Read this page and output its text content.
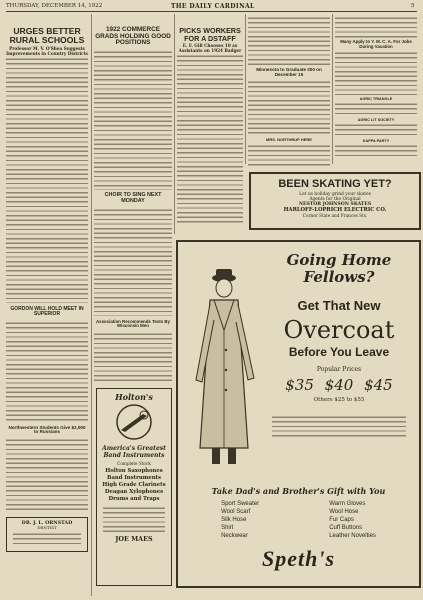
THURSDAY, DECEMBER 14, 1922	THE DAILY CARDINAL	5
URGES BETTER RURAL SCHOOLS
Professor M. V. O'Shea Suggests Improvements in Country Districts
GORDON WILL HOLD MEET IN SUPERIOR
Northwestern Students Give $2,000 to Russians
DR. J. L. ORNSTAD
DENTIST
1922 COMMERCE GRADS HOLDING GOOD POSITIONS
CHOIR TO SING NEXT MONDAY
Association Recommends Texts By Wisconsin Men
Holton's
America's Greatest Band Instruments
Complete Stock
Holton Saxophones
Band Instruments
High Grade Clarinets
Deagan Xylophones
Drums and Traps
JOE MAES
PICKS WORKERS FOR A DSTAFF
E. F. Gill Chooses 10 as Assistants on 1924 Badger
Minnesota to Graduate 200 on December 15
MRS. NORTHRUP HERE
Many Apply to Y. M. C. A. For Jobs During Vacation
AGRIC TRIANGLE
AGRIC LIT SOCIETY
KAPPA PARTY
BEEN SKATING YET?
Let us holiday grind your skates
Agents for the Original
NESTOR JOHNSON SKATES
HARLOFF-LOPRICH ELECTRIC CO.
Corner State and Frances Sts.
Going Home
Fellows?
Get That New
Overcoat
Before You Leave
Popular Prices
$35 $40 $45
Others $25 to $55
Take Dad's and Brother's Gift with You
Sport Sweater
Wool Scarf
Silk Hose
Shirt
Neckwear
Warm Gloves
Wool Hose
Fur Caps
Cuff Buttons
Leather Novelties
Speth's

※ ※ ※

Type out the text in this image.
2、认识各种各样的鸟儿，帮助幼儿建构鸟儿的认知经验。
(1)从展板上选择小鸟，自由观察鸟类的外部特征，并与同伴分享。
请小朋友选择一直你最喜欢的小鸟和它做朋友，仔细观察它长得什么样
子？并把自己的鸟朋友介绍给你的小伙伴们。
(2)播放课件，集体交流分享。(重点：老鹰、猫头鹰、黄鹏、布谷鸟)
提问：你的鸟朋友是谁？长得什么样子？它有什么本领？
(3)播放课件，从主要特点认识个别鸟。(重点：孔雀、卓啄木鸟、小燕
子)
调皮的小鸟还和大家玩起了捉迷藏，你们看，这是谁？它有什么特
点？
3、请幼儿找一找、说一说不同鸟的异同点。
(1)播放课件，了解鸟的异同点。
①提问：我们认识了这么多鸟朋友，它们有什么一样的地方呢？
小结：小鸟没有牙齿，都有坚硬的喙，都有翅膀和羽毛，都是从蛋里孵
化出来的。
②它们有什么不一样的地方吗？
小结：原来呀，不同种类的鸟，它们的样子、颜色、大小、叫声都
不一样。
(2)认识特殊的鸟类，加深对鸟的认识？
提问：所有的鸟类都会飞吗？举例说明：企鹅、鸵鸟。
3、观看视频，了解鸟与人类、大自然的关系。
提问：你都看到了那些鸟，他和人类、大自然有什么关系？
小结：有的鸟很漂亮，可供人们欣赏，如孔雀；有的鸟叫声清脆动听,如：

※ ※ ※

### Task statement
Report how many lines of the listing hold the word "Instruments", with nothing but the number.

### Solution for this exercise
2